### Exercise goal
Lines containing the word "JSON" are the ones to copy from the records below.

### Recorded information
## start
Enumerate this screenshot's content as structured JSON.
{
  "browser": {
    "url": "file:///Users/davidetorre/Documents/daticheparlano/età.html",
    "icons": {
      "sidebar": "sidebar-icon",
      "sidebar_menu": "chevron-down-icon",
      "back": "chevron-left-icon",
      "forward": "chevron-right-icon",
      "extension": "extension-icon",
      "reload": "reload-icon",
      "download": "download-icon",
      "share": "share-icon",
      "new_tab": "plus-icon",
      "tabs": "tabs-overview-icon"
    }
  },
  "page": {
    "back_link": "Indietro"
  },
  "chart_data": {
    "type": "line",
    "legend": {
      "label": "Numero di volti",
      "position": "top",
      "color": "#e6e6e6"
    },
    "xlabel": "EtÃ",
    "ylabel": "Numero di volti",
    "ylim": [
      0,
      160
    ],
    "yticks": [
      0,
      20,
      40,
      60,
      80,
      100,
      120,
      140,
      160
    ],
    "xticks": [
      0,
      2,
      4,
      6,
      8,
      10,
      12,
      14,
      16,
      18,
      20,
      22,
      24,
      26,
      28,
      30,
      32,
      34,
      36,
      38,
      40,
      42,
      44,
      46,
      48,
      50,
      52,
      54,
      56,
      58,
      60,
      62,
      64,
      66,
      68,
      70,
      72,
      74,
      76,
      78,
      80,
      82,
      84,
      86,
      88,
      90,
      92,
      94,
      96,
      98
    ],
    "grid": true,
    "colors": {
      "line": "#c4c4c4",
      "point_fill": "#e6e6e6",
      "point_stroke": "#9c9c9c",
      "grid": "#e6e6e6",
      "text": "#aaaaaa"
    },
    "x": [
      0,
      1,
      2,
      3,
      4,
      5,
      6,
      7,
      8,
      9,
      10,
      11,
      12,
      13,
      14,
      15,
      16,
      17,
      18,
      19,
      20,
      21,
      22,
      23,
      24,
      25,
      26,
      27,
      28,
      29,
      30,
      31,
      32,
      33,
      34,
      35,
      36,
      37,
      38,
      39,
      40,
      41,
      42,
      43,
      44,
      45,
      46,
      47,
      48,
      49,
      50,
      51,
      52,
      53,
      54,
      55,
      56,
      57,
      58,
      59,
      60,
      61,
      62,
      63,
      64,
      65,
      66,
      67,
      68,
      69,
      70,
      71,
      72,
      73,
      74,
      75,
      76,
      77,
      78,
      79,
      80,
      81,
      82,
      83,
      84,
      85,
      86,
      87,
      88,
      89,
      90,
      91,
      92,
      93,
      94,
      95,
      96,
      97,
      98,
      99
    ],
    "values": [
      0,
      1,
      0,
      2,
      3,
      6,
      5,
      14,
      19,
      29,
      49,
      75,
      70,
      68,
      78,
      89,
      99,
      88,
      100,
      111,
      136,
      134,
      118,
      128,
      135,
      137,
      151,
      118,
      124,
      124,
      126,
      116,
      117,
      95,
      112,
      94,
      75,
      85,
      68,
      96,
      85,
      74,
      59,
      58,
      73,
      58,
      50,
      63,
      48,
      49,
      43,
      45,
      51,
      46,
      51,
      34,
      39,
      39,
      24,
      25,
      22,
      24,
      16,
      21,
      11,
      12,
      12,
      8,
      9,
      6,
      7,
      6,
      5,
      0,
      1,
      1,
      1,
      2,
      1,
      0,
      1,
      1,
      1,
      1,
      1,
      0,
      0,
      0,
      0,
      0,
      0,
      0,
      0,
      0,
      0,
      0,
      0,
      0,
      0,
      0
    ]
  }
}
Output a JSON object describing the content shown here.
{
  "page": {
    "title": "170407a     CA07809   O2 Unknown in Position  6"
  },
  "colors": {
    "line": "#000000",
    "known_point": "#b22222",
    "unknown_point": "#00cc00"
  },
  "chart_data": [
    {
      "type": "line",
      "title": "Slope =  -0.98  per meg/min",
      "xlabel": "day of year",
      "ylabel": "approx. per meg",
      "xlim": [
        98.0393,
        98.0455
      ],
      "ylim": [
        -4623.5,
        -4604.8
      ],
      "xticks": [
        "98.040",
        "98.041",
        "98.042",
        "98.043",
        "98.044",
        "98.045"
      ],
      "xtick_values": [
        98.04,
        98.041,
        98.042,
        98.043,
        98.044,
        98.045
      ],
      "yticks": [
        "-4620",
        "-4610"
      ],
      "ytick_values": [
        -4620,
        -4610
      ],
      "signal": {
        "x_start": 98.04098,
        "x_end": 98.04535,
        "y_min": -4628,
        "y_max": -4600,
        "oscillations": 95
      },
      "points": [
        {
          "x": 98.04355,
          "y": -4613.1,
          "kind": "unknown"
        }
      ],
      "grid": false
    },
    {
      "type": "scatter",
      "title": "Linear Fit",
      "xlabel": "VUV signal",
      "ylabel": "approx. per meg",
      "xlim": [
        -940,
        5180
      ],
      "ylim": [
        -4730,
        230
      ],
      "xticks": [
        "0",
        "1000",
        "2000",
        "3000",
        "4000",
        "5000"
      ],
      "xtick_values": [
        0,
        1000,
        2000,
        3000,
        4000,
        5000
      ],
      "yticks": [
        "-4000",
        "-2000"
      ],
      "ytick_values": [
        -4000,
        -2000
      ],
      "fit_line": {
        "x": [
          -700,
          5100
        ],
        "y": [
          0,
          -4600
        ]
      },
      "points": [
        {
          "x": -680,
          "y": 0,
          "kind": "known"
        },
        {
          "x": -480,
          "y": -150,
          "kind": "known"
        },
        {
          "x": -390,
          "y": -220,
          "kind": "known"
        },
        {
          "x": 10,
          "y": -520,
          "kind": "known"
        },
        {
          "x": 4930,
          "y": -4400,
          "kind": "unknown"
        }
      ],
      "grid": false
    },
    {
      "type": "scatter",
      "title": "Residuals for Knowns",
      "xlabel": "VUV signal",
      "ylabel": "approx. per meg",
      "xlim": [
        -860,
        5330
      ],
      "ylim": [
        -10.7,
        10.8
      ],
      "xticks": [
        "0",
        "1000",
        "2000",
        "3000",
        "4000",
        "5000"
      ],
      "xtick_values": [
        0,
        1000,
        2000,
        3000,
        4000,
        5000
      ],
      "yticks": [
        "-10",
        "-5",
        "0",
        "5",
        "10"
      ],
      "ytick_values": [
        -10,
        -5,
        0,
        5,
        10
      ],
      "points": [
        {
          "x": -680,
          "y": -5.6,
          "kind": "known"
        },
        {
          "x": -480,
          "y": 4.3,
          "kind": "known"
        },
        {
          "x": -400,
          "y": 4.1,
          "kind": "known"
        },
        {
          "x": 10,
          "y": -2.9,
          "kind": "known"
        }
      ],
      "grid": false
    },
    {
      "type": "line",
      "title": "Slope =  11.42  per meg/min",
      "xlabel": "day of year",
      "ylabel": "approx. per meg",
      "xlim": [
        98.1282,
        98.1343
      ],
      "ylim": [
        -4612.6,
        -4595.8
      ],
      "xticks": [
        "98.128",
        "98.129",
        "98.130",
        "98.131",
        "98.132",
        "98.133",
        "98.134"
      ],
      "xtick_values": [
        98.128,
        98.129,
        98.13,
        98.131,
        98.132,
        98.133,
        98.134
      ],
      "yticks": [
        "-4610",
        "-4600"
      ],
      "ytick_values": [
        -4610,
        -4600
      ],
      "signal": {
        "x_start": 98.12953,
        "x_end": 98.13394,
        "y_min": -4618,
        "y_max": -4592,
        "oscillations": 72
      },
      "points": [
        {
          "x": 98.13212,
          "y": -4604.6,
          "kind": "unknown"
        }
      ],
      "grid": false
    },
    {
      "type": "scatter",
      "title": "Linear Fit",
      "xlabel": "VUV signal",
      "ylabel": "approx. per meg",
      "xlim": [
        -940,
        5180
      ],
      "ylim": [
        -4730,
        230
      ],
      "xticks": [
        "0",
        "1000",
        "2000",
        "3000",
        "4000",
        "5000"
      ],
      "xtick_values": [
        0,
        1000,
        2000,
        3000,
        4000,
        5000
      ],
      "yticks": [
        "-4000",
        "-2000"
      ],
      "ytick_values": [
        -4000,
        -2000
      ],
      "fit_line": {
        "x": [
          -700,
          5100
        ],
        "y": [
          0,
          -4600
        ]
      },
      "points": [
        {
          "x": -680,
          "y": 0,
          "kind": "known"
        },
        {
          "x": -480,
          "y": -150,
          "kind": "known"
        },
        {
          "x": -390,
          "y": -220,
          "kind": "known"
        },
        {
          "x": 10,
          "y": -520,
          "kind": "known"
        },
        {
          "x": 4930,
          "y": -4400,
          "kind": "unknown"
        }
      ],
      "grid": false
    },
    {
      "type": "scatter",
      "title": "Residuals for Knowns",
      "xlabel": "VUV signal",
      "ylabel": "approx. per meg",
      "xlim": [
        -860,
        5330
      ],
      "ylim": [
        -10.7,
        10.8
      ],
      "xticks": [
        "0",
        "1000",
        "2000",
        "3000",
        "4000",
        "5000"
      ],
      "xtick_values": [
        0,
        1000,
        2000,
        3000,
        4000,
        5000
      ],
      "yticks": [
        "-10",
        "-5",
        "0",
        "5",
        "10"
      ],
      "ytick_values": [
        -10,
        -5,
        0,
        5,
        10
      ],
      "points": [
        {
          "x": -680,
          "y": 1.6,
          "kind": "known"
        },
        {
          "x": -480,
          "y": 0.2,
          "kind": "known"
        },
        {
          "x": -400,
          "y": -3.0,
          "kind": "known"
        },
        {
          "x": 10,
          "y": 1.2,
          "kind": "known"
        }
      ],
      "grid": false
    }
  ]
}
## end
### The reply
Enumerate this screenshot's content as structured JSON.
Output a JSON object describing the content shown here.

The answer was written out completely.